[start Records shown]

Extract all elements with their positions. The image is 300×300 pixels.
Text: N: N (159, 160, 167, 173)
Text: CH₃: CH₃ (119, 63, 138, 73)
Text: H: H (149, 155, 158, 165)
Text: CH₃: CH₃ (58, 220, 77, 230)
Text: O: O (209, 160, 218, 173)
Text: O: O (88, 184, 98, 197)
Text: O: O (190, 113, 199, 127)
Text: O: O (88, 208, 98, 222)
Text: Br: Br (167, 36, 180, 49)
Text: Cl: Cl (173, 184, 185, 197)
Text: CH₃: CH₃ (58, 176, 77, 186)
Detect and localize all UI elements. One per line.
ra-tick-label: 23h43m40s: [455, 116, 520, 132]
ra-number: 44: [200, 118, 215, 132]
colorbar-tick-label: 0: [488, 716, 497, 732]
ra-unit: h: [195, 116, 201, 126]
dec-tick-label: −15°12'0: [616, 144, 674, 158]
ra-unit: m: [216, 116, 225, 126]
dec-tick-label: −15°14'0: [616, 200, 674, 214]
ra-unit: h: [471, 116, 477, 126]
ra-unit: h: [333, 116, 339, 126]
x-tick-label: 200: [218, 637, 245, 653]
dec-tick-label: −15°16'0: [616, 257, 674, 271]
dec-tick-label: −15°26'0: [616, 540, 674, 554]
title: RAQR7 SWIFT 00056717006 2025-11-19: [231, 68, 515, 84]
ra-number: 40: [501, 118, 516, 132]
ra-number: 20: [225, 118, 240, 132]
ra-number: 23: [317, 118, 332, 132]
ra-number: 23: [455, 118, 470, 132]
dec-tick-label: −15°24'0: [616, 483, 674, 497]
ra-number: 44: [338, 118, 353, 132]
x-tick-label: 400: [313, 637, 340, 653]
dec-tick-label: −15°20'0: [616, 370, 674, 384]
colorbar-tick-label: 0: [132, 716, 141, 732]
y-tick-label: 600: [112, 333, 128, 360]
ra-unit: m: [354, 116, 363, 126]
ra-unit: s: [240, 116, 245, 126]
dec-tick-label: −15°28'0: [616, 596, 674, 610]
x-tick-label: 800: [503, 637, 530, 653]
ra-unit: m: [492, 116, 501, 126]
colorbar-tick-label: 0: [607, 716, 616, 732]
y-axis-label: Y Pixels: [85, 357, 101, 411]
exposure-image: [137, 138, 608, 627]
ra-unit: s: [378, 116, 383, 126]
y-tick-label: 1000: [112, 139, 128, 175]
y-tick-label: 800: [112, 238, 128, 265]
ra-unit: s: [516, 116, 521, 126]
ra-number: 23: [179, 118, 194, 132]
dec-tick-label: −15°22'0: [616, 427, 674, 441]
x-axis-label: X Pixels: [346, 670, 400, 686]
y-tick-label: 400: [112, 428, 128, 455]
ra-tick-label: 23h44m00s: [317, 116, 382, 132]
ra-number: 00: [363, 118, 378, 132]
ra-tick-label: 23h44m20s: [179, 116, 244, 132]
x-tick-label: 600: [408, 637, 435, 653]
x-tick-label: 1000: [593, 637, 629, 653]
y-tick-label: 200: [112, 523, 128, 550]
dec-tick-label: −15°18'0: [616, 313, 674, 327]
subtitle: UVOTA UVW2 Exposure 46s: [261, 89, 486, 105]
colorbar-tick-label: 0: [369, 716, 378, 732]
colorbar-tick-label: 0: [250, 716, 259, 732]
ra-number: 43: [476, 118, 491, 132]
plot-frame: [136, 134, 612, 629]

[end Records shown]

▶ _Written request_:
Can you render every line of the records above as a Markdown table, with a "Number" column counting the rows and an "Entry" column holding each line, and leave out any blank lines?

▶ _Response below_:
| Number | Entry |
|---|---|
| 1 | Extract all elements with their positions. The image is 300×300 pixels. |
| 2 | Text: N: N (159, 160, 167, 173) |
| 3 | Text: CH₃: CH₃ (119, 63, 138, 73) |
| 4 | Text: H: H (149, 155, 158, 165) |
| 5 | Text: CH₃: CH₃ (58, 220, 77, 230) |
| 6 | Text: O: O (209, 160, 218, 173) |
| 7 | Text: O: O (88, 184, 98, 197) |
| 8 | Text: O: O (190, 113, 199, 127) |
| 9 | Text: O: O (88, 208, 98, 222) |
| 10 | Text: Br: Br (167, 36, 180, 49) |
| 11 | Text: Cl: Cl (173, 184, 185, 197) |
| 12 | Text: CH₃: CH₃ (58, 176, 77, 186) |
| 13 | Detect and localize all UI elements. One per line. |
| 14 | ra-tick-label: 23h43m40s: [455, 116, 520, 132] |
| 15 | ra-number: 44: [200, 118, 215, 132] |
| 16 | colorbar-tick-label: 0: [488, 716, 497, 732] |
| 17 | ra-unit: h: [195, 116, 201, 126] |
| 18 | dec-tick-label: −15°12'0: [616, 144, 674, 158] |
| 19 | ra-unit: m: [216, 116, 225, 126] |
| 20 | dec-tick-label: −15°14'0: [616, 200, 674, 214] |
| 21 | ra-unit: h: [471, 116, 477, 126] |
| 22 | ra-unit: h: [333, 116, 339, 126] |
| 23 | x-tick-label: 200: [218, 637, 245, 653] |
| 24 | dec-tick-label: −15°16'0: [616, 257, 674, 271] |
| 25 | dec-tick-label: −15°26'0: [616, 540, 674, 554] |
| 26 | title: RAQR7 SWIFT 00056717006 2025-11-19: [231, 68, 515, 84] |
| 27 | ra-number: 40: [501, 118, 516, 132] |
| 28 | ra-number: 20: [225, 118, 240, 132] |
| 29 | ra-number: 23: [317, 118, 332, 132] |
| 30 | ra-number: 23: [455, 118, 470, 132] |
| 31 | dec-tick-label: −15°24'0: [616, 483, 674, 497] |
| 32 | ra-number: 44: [338, 118, 353, 132] |
| 33 | x-tick-label: 400: [313, 637, 340, 653] |
| 34 | dec-tick-label: −15°20'0: [616, 370, 674, 384] |
| 35 | colorbar-tick-label: 0: [132, 716, 141, 732] |
| 36 | y-tick-label: 600: [112, 333, 128, 360] |
| 37 | ra-unit: m: [354, 116, 363, 126] |
| 38 | ra-unit: s: [240, 116, 245, 126] |
| 39 | dec-tick-label: −15°28'0: [616, 596, 674, 610] |
| 40 | x-tick-label: 800: [503, 637, 530, 653] |
| 41 | ra-unit: m: [492, 116, 501, 126] |
| 42 | colorbar-tick-label: 0: [607, 716, 616, 732] |
| 43 | y-axis-label: Y Pixels: [85, 357, 101, 411] |
| 44 | exposure-image: [137, 138, 608, 627] |
| 45 | ra-unit: s: [378, 116, 383, 126] |
| 46 | y-tick-label: 1000: [112, 139, 128, 175] |
| 47 | y-tick-label: 800: [112, 238, 128, 265] |
| 48 | ra-unit: s: [516, 116, 521, 126] |
| 49 | ra-number: 23: [179, 118, 194, 132] |
| 50 | dec-tick-label: −15°22'0: [616, 427, 674, 441] |
| 51 | x-axis-label: X Pixels: [346, 670, 400, 686] |
| 52 | y-tick-label: 400: [112, 428, 128, 455] |
| 53 | ra-tick-label: 23h44m00s: [317, 116, 382, 132] |
| 54 | ra-number: 00: [363, 118, 378, 132] |
| 55 | ra-tick-label: 23h44m20s: [179, 116, 244, 132] |
| 56 | x-tick-label: 600: [408, 637, 435, 653] |
| 57 | x-tick-label: 1000: [593, 637, 629, 653] |
| 58 | y-tick-label: 200: [112, 523, 128, 550] |
| 59 | dec-tick-label: −15°18'0: [616, 313, 674, 327] |
| 60 | subtitle: UVOTA UVW2 Exposure 46s: [261, 89, 486, 105] |
| 61 | colorbar-tick-label: 0: [369, 716, 378, 732] |
| 62 | colorbar-tick-label: 0: [250, 716, 259, 732] |
| 63 | ra-number: 43: [476, 118, 491, 132] |
| 64 | plot-frame: [136, 134, 612, 629] |